*Work to do*.
Take the entries below and reproduce them word for word.

*Data excerpts*.

↓↓↓

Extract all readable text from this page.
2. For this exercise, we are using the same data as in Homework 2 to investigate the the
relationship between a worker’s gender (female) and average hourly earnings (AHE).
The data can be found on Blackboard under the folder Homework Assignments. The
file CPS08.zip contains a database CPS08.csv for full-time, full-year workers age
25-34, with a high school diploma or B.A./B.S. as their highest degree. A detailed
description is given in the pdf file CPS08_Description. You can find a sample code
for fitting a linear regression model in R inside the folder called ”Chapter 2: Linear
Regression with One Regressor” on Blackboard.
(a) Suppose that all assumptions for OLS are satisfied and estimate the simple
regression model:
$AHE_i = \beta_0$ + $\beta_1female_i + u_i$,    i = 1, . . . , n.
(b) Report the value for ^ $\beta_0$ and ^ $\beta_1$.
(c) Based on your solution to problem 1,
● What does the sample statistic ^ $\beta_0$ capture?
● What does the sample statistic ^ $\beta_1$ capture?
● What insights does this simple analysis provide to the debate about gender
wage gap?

↑↑↑

*Result of the task*.
Extract all readable text from this page.
2. For this exercise, we are using the same data as in Homework 2 to investigate the the
relationship between a worker’s gender (female) and average hourly earnings (AHE).
The data can be found on Blackboard under the folder Homework Assignments. The
file CPS08.zip contains a database CPS08.csv for full-time, full-year workers age
25-34, with a high school diploma or B.A./B.S. as their highest degree. A detailed
description is given in the pdf file CPS08_Description. You can find a sample code
for fitting a linear regression model in R inside the folder called ”Chapter 2: Linear
Regression with One Regressor” on Blackboard.
(a) Suppose that all assumptions for OLS are satisfied and estimate the simple
regression model:
$AHE_i = \beta_0$ + $\beta_1female_i + u_i$,    i = 1, . . . , n.
(b) Report the value for ^ $\beta_0$ and ^ $\beta_1$.
(c) Based on your solution to problem 1,
● What does the sample statistic ^ $\beta_0$ capture?
● What does the sample statistic ^ $\beta_1$ capture?
● What insights does this simple analysis provide to the debate about gender
wage gap?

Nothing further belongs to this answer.